_Try it_: When a line in the entries contains the word "faktiskt", copy that line in full.

Excerpts from a dataset
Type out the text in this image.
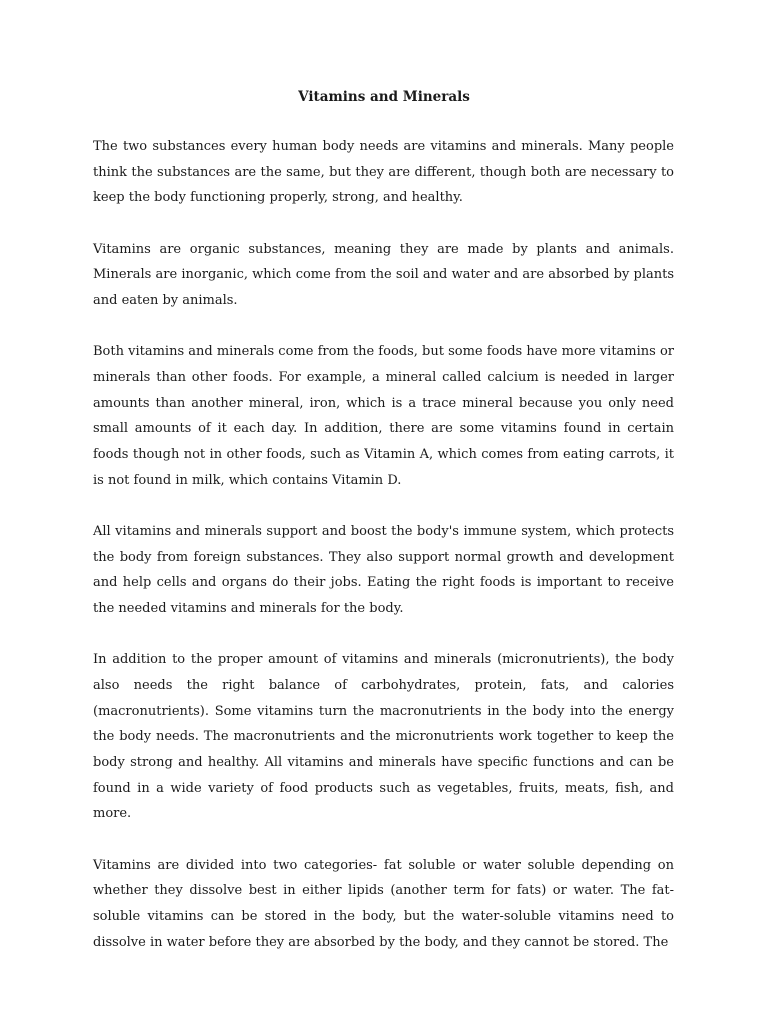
Vitamins and Minerals

The two substances every human body needs are vitamins and minerals. Many people think the substances are the same, but they are different, though both are necessary to keep the body functioning properly, strong, and healthy.

Vitamins are organic substances, meaning they are made by plants and animals. Minerals are inorganic, which come from the soil and water and are absorbed by plants and eaten by animals.

Both vitamins and minerals come from the foods, but some foods have more vitamins or minerals than other foods. For example, a mineral called calcium is needed in larger amounts than another mineral, iron, which is a trace mineral because you only need small amounts of it each day. In addition, there are some vitamins found in certain foods though not in other foods, such as Vitamin A, which comes from eating carrots, it is not found in milk, which contains Vitamin D.

All vitamins and minerals support and boost the body's immune system, which protects the body from foreign substances. They also support normal growth and development and help cells and organs do their jobs. Eating the right foods is important to receive the needed vitamins and minerals for the body.

In addition to the proper amount of vitamins and minerals (micronutrients), the body also needs the right balance of carbohydrates, protein, fats, and calories (macronutrients). Some vitamins turn the macronutrients in the body into the energy the body needs. The macronutrients and the micronutrients work together to keep the body strong and healthy. All vitamins and minerals have specific functions and can be found in a wide variety of food products such as vegetables, fruits, meats, fish, and more.

Vitamins are divided into two categories- fat soluble or water soluble depending on whether they dissolve best in either lipids (another term for fats) or water. The fat-soluble vitamins can be stored in the body, but the water-soluble vitamins need to dissolve in water before they are absorbed by the body, and they cannot be stored. The
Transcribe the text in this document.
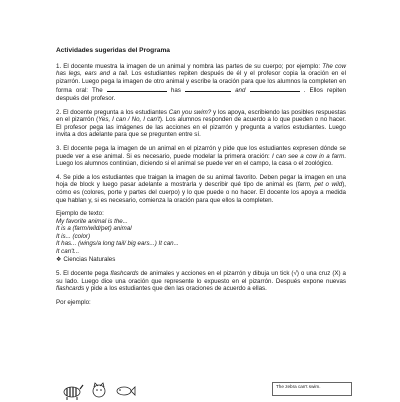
Actividades sugeridas del Programa
1. El docente muestra la imagen de un animal y nombra las partes de su cuerpo; por ejemplo: The cow has legs, ears and a tail. Los estudiantes repiten después de él y el profesor copia la oración en el pizarrón. Luego pega la imagen de otro animal y escribe la oración para que los alumnos la completen en forma oral: The	has	and	. Ellos repiten después del profesor.
2. El docente pregunta a los estudiantes Can you swim? y los apoya, escribiendo las posibles respuestas en el pizarrón (Yes, I can / No, I can't). Los alumnos responden de acuerdo a lo que pueden o no hacer. El profesor pega las imágenes de las acciones en el pizarrón y pregunta a varios estudiantes. Luego invita a dos adelante para que se pregunten entre sí.
3. El docente pega la imagen de un animal en el pizarrón y pide que los estudiantes expresen dónde se puede ver a ese animal. Si es necesario, puede modelar la primera oración: I can see a cow in a farm. Luego los alumnos continúan, diciendo si el animal se puede ver en el campo, la casa o el zoológico.
4. Se pide a los estudiantes que traigan la imagen de su animal favorito. Deben pegar la imagen en una hoja de block y luego pasar adelante a mostrarla y describir qué tipo de animal es (farm, pet o wild), cómo es (colores, porte y partes del cuerpo) y lo que puede o no hacer. El docente los apoya a medida que hablan y, si es necesario, comienza la oración para que ellos la completen.
Ejemplo de texto:
My favorite animal is the...
It is a (farm/wild/pet) animal
It is... (color)
It has... (wings/a long tail/ big ears...) It can...
It can't...
❖ Ciencias Naturales
5. El docente pega flashcards de animales y acciones en el pizarrón y dibuja un tick (√) o una cruz (X) a su lado. Luego dice una oración que represente lo expuesto en el pizarrón. Después expone nuevas flashcards y pide a los estudiantes que den las oraciones de acuerdo a ellas.
Por ejemplo:
The zebra can't swim.
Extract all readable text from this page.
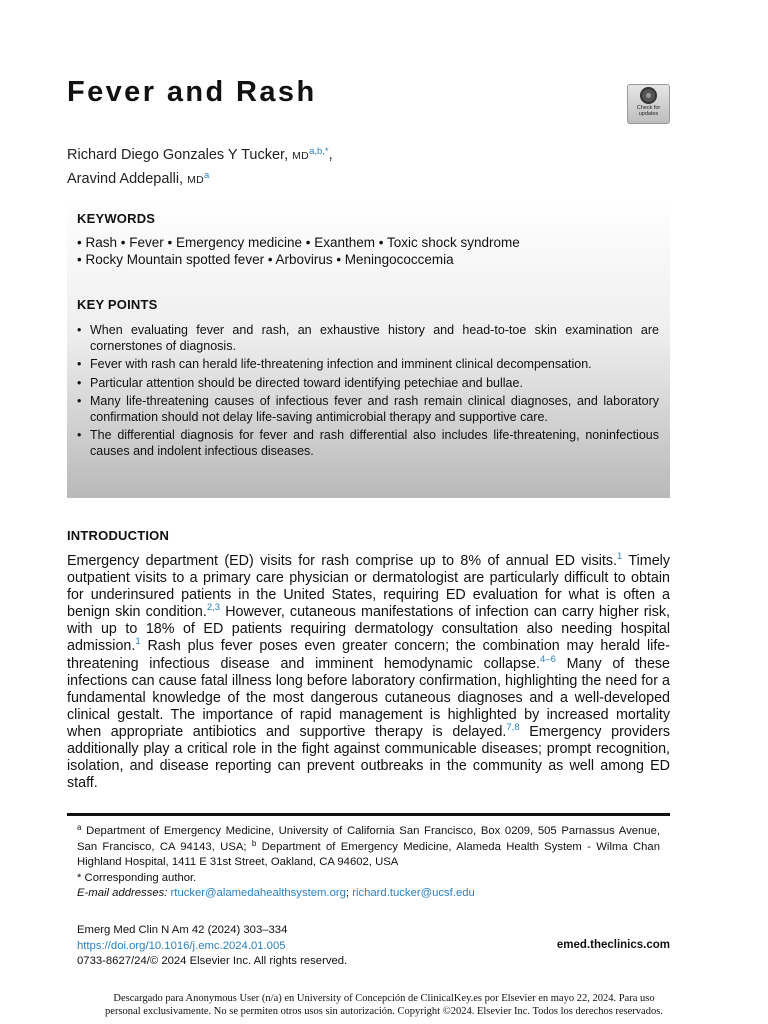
Fever and Rash	Check for
updates
Richard Diego Gonzales Y Tucker, MD$^{a,b,*}$,
Aravind Addepalli, MD$^a$
KEYWORDS
• Rash • Fever • Emergency medicine • Exanthem • Toxic shock syndrome
• Rocky Mountain spotted fever • Arbovirus • Meningococcemia
KEY POINTS
• When evaluating fever and rash, an exhaustive history and head-to-toe skin examination are cornerstones of diagnosis.
• Fever with rash can herald life-threatening infection and imminent clinical decompensation.
• Particular attention should be directed toward identifying petechiae and bullae.
• Many life-threatening causes of infectious fever and rash remain clinical diagnoses, and laboratory confirmation should not delay life-saving antimicrobial therapy and supportive care.
• The differential diagnosis for fever and rash differential also includes life-threatening, noninfectious causes and indolent infectious diseases.
INTRODUCTION

Emergency department (ED) visits for rash comprise up to 8% of annual ED visits.$^1$ Timely outpatient visits to a primary care physician or dermatologist are particularly difficult to obtain for underinsured patients in the United States, requiring ED evaluation for what is often a benign skin condition.$^{2,3}$ However, cutaneous manifestations of infection can carry higher risk, with up to 18% of ED patients requiring dermatology consultation also needing hospital admission.$^1$ Rash plus fever poses even greater concern; the combination may herald life-threatening infectious disease and imminent hemodynamic collapse.$^{4-6}$ Many of these infections can cause fatal illness long before laboratory confirmation, highlighting the need for a fundamental knowledge of the most dangerous cutaneous diagnoses and a well-developed clinical gestalt. The importance of rapid management is highlighted by increased mortality when appropriate antibiotics and supportive therapy is delayed.$^{7,8}$ Emergency providers additionally play a critical role in the fight against communicable diseases; prompt recognition, isolation, and disease reporting can prevent outbreaks in the community as well among ED staff.

$^a$ Department of Emergency Medicine, University of California San Francisco, Box 0209, 505 Parnassus Avenue, San Francisco, CA 94143, USA; $^b$ Department of Emergency Medicine, Alameda Health System - Wilma Chan Highland Hospital, 1411 E 31st Street, Oakland, CA 94602, USA
* Corresponding author.
E-mail addresses: rtucker@alamedahealthsystem.org; richard.tucker@ucsf.edu
Emerg Med Clin N Am 42 (2024) 303–334
https://doi.org/10.1016/j.emc.2024.01.005
0733-8627/24/© 2024 Elsevier Inc. All rights reserved.
emed.theclinics.com
Descargado para Anonymous User (n/a) en University of Concepción de ClinicalKey.es por Elsevier en mayo 22, 2024. Para uso
personal exclusivamente. No se permiten otros usos sin autorización. Copyright ©2024. Elsevier Inc. Todos los derechos reservados.
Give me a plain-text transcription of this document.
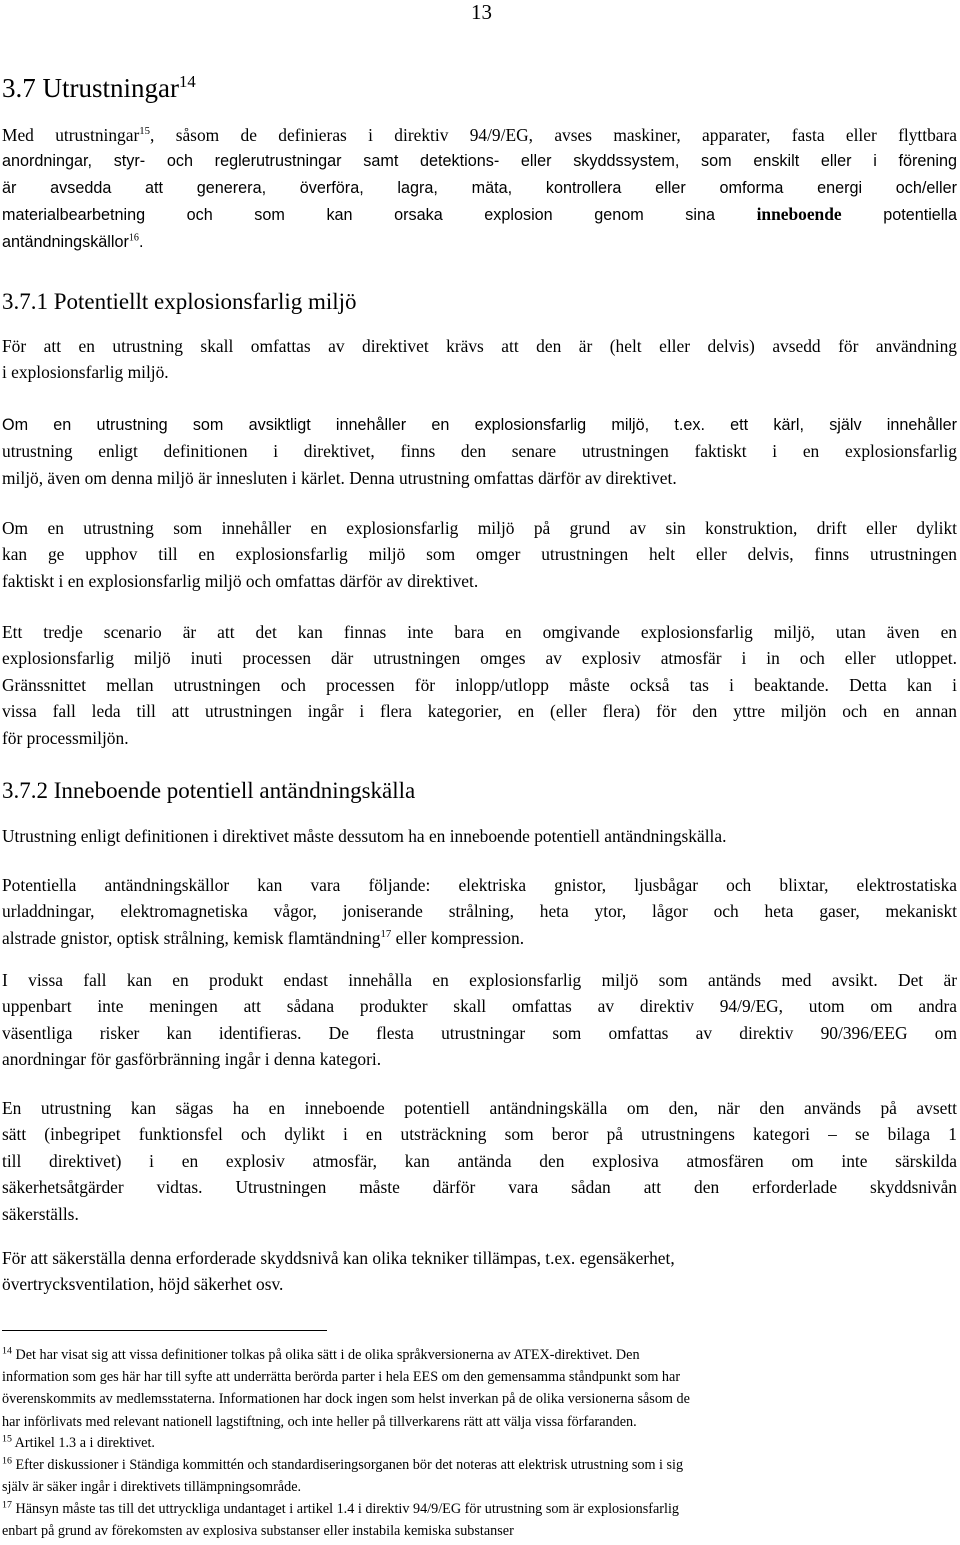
13
3.7 Utrustningar$^{14}$
Med utrustningar$^{15}$, såsom de definieras i direktiv 94/9/EG, avses maskiner, apparater, fasta eller flyttbara
anordningar, styr- och reglerutrustningar samt detektions- eller skyddssystem, som enskilt eller i förening
är avsedda att generera, överföra, lagra, mäta, kontrollera eller omforma energi och/eller
materialbearbetning och som kan orsaka explosion genom sina inneboende potentiella
antändningskällor$^{16}$.
3.7.1 Potentiellt explosionsfarlig miljö
För att en utrustning skall omfattas av direktivet krävs att den är (helt eller delvis) avsedd för användning
i explosionsfarlig miljö.
Om en utrustning som avsiktligt innehåller en explosionsfarlig miljö, t.ex. ett kärl, själv innehåller
utrustning enligt definitionen i direktivet, finns den senare utrustningen faktiskt i en explosionsfarlig
miljö, även om denna miljö är innesluten i kärlet. Denna utrustning omfattas därför av direktivet.
Om en utrustning som innehåller en explosionsfarlig miljö på grund av sin konstruktion, drift eller dylikt
kan ge upphov till en explosionsfarlig miljö som omger utrustningen helt eller delvis, finns utrustningen
faktiskt i en explosionsfarlig miljö och omfattas därför av direktivet.
Ett tredje scenario är att det kan finnas inte bara en omgivande explosionsfarlig miljö, utan även en
explosionsfarlig miljö inuti processen där utrustningen omges av explosiv atmosfär i in och eller utloppet.
Gränssnittet mellan utrustningen och processen för inlopp/utlopp måste också tas i beaktande. Detta kan i
vissa fall leda till att utrustningen ingår i flera kategorier, en (eller flera) för den yttre miljön och en annan
för processmiljön.
3.7.2 Inneboende potentiell antändningskälla
Utrustning enligt definitionen i direktivet måste dessutom ha en inneboende potentiell antändningskälla.
Potentiella antändningskällor kan vara följande: elektriska gnistor, ljusbågar och blixtar, elektrostatiska
urladdningar, elektromagnetiska vågor, joniserande strålning, heta ytor, lågor och heta gaser, mekaniskt
alstrade gnistor, optisk strålning, kemisk flamtändning$^{17}$ eller kompression.
I vissa fall kan en produkt endast innehålla en explosionsfarlig miljö som antänds med avsikt. Det är
uppenbart inte meningen att sådana produkter skall omfattas av direktiv 94/9/EG, utom om andra
väsentliga risker kan identifieras. De flesta utrustningar som omfattas av direktiv 90/396/EEG om
anordningar för gasförbränning ingår i denna kategori.
En utrustning kan sägas ha en inneboende potentiell antändningskälla om den, när den används på avsett
sätt (inbegripet funktionsfel och dylikt i en utsträckning som beror på utrustningens kategori – se bilaga 1
till direktivet) i en explosiv atmosfär, kan antända den explosiva atmosfären om inte särskilda
säkerhetsåtgärder vidtas. Utrustningen måste därför vara sådan att den erforderlade skyddsnivån
säkerställs.
För att säkerställa denna erforderade skyddsnivå kan olika tekniker tillämpas, t.ex. egensäkerhet,
övertrycksventilation, höjd säkerhet osv.
$^{14}$ Det har visat sig att vissa definitioner tolkas på olika sätt i de olika språkversionerna av ATEX-direktivet. Den
information som ges här har till syfte att underrätta berörda parter i hela EES om den gemensamma ståndpunkt som har
överenskommits av medlemsstaterna. Informationen har dock ingen som helst inverkan på de olika versionerna såsom de
har införlivats med relevant nationell lagstiftning, och inte heller på tillverkarens rätt att välja vissa förfaranden.
$^{15}$ Artikel 1.3 a i direktivet.
$^{16}$ Efter diskussioner i Ständiga kommittén och standardiseringsorganen bör det noteras att elektrisk utrustning som i sig
själv är säker ingår i direktivets tillämpningsområde.
$^{17}$ Hänsyn måste tas till det uttryckliga undantaget i artikel 1.4 i direktiv 94/9/EG för utrustning som är explosionsfarlig
enbart på grund av förekomsten av explosiva substanser eller instabila kemiska substanser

_Reply to the task_:
utrustning enligt definitionen i direktivet, finns den senare utrustningen faktiskt i en explosionsfarlig
faktiskt i en explosionsfarlig miljö och omfattas därför av direktivet.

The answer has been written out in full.